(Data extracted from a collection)
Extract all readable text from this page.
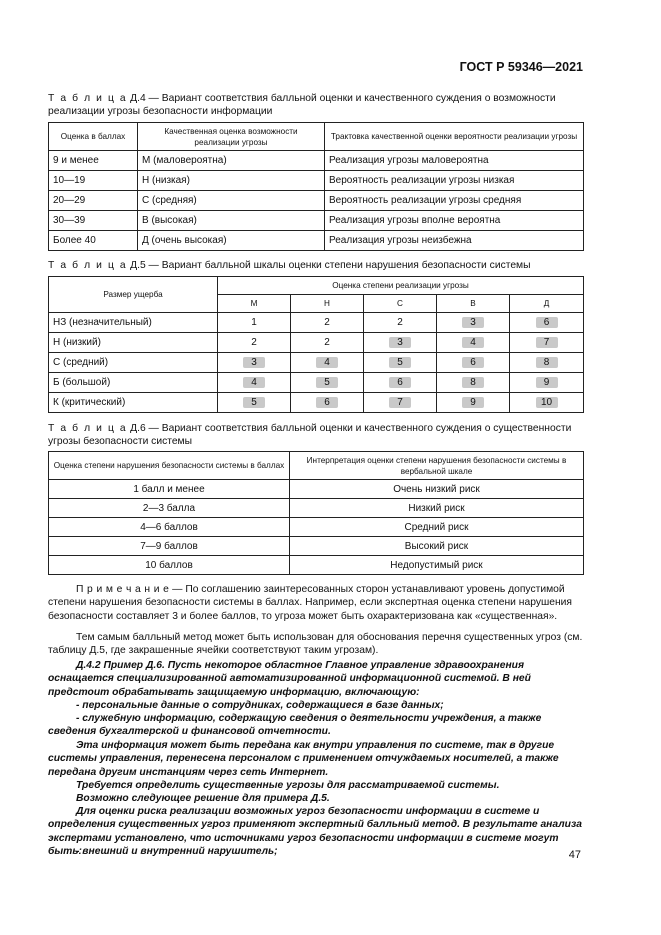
ГОСТ Р 59346—2021
Т а б л и ц а Д.4 — Вариант соответствия балльной оценки и качественного суждения о возможности реализации угрозы безопасности информации
Оценка в баллах	Качественная оценка возможности реализации угрозы	Трактовка качественной оценки вероятности реализации угрозы
9 и менее	М (маловероятна)	Реализация угрозы маловероятна
10—19	Н (низкая)	Вероятность реализации угрозы низкая
20—29	С (средняя)	Вероятность реализации угрозы средняя
30—39	В (высокая)	Реализация угрозы вполне вероятна
Более 40	Д (очень высокая)	Реализация угрозы неизбежна
Т а б л и ц а Д.5 — Вариант балльной шкалы оценки степени нарушения безопасности системы
Размер ущерба	Оценка степени реализации угрозы				
	М	Н	С	В	Д
НЗ (незначительный)	1	2	2	3	6
Н (низкий)	2	2	3	4	7
С (средний)	3	4	5	6	8
Б (большой)	4	5	6	8	9
К (критический)	5	6	7	9	10
Т а б л и ц а Д.6 — Вариант соответствия балльной оценки и качественного суждения о существенности угрозы безопасности системы
Оценка степени нарушения безопасности системы в баллах	Интерпретация оценки степени нарушения безопасности системы в вербальной шкале
1 балл и менее	Очень низкий риск
2—3 балла	Низкий риск
4—6 баллов	Средний риск
7—9 баллов	Высокий риск
10 баллов	Недопустимый риск
П р и м е ч а н и е — По соглашению заинтересованных сторон устанавливают уровень допустимой степени нарушения безопасности системы в баллах. Например, если экспертная оценка степени нарушения безопасности составляет 3 и более баллов, то угроза может быть охарактеризована как «существенная».
Тем самым балльный метод может быть использован для обоснования перечня существенных угроз (см. таблицу Д.5, где закрашенные ячейки соответствуют таким угрозам).
Д.4.2 Пример Д.6. Пусть некоторое областное Главное управление здравоохранения оснащается специализированной автоматизированной информационной системой. В ней предстоит обрабатывать защищаемую информацию, включающую:
- персональные данные о сотрудниках, содержащиеся в базе данных;
- служебную информацию, содержащую сведения о деятельности учреждения, а также сведения бухгалтерской и финансовой отчетности.
Эта информация может быть передана как внутри управления по системе, так в другие системы управления, перенесена персоналом с применением отчуждаемых носителей, а также передана другим инстанциям через сеть Интернет.
Требуется определить существенные угрозы для рассматриваемой системы.
Возможно следующее решение для примера Д.5.
Для оценки риска реализации возможных угроз безопасности информации в системе и определения существенных угроз применяют экспертный балльный метод. В результате анализа экспертами установлено, что источниками угроз безопасности информации в системе могут быть:
- внешний и внутренний нарушитель;	47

• WHAT IS NEEDED
Return every line above that contains the word "баллов".

• TASK RESULT
4—6 баллов	Средний риск
7—9 баллов	Высокий риск
10 баллов	Недопустимый риск
П р и м е ч а н и е — По соглашению заинтересованных сторон устанавливают уровень допустимой степени нарушения безопасности системы в баллах. Например, если экспертная оценка степени нарушения безопасности составляет 3 и более баллов, то угроза может быть охарактеризована как «существенная».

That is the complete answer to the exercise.